Copy out all the lines in the records that include the word "CONDENSER".
>> START MATERIAL FOR THE TASK
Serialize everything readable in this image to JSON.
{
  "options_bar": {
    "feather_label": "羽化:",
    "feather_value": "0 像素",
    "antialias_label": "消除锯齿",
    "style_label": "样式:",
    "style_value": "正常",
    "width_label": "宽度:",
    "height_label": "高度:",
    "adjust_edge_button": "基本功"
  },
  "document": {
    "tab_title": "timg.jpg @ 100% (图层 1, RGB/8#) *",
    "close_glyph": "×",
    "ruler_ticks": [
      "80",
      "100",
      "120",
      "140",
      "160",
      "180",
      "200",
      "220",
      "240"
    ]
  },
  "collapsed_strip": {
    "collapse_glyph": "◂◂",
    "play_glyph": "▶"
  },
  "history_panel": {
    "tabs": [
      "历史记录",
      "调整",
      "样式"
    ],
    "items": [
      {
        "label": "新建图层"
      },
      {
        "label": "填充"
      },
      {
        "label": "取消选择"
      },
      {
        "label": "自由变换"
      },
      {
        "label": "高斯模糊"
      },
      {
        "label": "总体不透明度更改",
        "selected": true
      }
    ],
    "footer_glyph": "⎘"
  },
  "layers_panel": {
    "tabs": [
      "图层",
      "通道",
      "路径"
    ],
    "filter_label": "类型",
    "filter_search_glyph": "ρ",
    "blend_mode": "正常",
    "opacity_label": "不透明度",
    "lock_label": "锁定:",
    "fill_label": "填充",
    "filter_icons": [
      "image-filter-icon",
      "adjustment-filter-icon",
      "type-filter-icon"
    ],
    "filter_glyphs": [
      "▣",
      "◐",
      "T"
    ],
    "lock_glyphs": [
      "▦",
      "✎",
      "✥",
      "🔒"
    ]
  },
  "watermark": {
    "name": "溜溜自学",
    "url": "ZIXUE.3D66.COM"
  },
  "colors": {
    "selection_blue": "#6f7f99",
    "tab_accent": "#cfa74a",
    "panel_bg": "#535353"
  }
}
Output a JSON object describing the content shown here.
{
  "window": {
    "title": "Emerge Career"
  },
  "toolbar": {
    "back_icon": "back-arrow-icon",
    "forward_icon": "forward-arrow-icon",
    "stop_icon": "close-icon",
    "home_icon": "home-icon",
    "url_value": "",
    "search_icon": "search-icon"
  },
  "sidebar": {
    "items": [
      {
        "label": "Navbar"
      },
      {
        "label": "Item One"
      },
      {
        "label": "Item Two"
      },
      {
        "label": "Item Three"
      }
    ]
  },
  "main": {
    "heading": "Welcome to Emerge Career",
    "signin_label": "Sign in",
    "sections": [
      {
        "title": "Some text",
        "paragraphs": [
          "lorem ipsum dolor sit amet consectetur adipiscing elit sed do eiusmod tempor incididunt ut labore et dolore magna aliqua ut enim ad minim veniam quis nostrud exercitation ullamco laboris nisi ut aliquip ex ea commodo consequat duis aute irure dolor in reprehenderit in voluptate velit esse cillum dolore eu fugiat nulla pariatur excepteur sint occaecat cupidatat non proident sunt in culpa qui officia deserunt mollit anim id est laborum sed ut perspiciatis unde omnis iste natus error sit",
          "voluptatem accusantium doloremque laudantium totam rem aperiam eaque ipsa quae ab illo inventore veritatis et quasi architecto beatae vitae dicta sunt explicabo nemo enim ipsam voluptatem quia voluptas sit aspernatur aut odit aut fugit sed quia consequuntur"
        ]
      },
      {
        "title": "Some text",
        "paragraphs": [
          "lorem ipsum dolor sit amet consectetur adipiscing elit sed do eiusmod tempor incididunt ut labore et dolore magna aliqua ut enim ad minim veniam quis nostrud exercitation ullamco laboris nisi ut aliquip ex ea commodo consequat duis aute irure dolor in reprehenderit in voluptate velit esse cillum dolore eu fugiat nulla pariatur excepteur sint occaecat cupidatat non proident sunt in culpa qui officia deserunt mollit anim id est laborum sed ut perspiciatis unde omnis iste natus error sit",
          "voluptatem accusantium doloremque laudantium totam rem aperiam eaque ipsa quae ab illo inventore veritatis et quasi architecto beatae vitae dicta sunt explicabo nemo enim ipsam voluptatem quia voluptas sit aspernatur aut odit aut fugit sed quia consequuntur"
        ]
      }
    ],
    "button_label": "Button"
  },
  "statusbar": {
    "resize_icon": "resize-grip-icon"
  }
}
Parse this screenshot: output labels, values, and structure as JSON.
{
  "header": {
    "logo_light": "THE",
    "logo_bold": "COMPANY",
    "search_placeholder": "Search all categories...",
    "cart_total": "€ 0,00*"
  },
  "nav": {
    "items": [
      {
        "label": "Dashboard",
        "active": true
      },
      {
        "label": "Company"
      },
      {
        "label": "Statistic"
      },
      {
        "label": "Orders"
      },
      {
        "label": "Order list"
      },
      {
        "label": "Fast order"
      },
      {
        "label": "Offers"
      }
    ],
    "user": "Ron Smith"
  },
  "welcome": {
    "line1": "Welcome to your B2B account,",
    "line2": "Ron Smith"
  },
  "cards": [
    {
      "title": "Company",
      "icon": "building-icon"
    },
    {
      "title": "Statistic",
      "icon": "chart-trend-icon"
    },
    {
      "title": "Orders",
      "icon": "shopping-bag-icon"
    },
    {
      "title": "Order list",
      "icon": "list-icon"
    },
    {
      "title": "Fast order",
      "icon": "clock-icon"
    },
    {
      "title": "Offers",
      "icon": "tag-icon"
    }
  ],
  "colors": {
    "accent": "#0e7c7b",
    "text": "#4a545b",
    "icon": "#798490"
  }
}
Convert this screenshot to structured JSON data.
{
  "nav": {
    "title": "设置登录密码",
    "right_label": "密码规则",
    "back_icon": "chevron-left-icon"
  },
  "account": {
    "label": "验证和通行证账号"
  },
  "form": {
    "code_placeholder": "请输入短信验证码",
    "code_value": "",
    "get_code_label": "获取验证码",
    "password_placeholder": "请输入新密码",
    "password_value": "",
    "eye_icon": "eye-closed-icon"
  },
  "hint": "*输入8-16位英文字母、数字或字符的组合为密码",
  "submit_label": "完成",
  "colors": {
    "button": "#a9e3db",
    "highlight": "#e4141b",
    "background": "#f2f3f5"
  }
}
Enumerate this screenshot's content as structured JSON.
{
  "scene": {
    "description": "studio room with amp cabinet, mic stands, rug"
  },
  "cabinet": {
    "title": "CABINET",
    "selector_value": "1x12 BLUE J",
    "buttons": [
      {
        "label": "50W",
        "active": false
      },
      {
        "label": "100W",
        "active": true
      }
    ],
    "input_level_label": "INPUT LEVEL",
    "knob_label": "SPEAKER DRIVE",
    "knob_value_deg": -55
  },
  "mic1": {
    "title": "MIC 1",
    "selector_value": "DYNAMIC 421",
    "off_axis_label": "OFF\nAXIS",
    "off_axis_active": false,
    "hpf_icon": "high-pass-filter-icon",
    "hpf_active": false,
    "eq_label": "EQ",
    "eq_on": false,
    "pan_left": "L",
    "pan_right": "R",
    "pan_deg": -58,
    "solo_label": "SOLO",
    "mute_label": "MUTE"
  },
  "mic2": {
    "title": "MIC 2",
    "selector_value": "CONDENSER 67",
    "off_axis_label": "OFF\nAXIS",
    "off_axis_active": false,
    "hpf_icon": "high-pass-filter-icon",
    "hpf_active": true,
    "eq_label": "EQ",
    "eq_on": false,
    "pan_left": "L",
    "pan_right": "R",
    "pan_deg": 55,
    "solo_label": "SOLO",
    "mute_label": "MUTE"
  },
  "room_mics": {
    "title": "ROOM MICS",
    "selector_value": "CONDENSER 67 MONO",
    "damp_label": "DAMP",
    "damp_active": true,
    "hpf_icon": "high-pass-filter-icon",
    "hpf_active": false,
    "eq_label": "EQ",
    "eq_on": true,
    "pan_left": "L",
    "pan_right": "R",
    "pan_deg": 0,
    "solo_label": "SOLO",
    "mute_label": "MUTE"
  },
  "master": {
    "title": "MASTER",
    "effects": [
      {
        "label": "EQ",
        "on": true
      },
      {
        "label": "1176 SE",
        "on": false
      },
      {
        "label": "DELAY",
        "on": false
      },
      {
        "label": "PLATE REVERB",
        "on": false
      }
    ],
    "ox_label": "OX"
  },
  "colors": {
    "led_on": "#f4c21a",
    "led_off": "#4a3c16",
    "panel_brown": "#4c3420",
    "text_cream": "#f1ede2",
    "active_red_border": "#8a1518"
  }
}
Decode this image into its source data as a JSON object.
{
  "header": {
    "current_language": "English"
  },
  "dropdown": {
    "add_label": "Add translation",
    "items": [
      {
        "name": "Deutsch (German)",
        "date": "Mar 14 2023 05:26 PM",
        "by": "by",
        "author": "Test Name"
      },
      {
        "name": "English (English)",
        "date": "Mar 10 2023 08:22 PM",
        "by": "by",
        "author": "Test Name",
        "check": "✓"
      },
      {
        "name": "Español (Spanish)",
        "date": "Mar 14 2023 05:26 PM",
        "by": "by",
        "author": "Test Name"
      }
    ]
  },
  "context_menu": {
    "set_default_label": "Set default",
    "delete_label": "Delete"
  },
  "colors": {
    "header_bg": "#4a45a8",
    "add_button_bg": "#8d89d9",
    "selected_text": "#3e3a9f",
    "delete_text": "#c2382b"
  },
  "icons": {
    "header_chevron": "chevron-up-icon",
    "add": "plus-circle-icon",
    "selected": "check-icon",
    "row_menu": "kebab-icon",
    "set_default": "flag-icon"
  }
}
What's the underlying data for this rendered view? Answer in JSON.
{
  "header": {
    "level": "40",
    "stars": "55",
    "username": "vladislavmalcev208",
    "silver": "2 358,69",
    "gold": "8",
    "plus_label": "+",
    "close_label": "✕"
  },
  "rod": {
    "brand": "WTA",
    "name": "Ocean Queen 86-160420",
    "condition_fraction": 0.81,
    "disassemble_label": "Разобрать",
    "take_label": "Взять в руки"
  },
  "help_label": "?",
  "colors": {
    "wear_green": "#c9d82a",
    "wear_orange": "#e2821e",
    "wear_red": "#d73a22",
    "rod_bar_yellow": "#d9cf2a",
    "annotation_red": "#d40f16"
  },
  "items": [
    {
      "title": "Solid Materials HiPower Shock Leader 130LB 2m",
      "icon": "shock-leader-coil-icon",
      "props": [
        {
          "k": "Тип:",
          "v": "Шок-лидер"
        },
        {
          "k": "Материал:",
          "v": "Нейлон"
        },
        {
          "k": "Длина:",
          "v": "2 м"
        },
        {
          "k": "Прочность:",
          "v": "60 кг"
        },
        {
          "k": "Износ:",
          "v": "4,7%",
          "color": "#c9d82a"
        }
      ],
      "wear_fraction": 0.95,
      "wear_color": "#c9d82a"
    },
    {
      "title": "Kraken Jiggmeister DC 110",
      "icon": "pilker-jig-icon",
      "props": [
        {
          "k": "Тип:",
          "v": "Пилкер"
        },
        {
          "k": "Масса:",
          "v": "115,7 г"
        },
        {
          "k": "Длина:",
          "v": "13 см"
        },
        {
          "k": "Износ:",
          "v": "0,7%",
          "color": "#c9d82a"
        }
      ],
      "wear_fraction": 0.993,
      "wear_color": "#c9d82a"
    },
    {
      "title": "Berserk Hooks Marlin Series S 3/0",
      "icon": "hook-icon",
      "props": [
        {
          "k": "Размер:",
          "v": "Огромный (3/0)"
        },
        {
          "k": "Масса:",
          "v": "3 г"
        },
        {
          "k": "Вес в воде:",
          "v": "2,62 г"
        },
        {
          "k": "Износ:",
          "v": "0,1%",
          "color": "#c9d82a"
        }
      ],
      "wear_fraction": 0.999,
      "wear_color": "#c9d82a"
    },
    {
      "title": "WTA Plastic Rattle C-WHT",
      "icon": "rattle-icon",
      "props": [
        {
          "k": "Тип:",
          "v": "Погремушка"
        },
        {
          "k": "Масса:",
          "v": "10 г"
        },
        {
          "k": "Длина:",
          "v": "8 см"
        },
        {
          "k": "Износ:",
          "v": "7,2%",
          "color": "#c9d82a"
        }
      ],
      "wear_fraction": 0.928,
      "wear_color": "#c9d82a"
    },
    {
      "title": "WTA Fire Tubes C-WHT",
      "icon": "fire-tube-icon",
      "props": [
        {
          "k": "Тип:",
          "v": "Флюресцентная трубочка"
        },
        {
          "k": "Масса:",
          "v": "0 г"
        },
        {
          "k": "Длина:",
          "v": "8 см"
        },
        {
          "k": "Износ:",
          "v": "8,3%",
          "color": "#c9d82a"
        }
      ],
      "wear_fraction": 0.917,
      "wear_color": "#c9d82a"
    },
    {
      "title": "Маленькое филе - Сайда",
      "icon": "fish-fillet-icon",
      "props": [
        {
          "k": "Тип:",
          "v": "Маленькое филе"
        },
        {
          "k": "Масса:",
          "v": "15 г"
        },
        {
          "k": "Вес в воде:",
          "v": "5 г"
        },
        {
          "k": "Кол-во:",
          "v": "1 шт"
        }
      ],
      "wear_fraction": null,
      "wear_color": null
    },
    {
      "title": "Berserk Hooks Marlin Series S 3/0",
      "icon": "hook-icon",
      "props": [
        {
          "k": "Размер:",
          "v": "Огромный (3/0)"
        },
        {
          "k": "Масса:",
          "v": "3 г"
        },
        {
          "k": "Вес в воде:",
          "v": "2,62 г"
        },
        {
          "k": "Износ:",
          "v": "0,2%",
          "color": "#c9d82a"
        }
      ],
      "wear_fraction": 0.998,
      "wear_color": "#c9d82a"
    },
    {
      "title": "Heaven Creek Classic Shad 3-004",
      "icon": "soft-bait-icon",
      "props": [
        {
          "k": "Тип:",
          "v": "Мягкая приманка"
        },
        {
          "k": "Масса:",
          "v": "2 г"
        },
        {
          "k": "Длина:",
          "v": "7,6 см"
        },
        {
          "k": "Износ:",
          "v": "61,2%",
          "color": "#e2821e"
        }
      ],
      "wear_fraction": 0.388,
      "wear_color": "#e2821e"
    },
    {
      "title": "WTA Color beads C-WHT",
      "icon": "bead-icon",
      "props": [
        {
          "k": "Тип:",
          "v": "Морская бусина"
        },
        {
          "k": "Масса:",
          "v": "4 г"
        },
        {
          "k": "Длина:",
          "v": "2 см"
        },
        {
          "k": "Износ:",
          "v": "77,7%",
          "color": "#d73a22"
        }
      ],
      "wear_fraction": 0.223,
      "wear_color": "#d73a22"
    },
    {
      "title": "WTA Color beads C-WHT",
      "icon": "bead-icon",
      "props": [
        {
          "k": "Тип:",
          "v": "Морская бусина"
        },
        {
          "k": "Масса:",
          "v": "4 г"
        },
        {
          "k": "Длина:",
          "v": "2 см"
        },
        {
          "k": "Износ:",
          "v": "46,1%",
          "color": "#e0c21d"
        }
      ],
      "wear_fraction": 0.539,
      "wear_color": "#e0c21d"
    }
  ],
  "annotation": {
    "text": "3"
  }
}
>> END MATERIAL FOR THE TASK
**SOLUTION FOR THIS EXERCISE**
    "selector_value": "CONDENSER 67",
    "selector_value": "CONDENSER 67 MONO",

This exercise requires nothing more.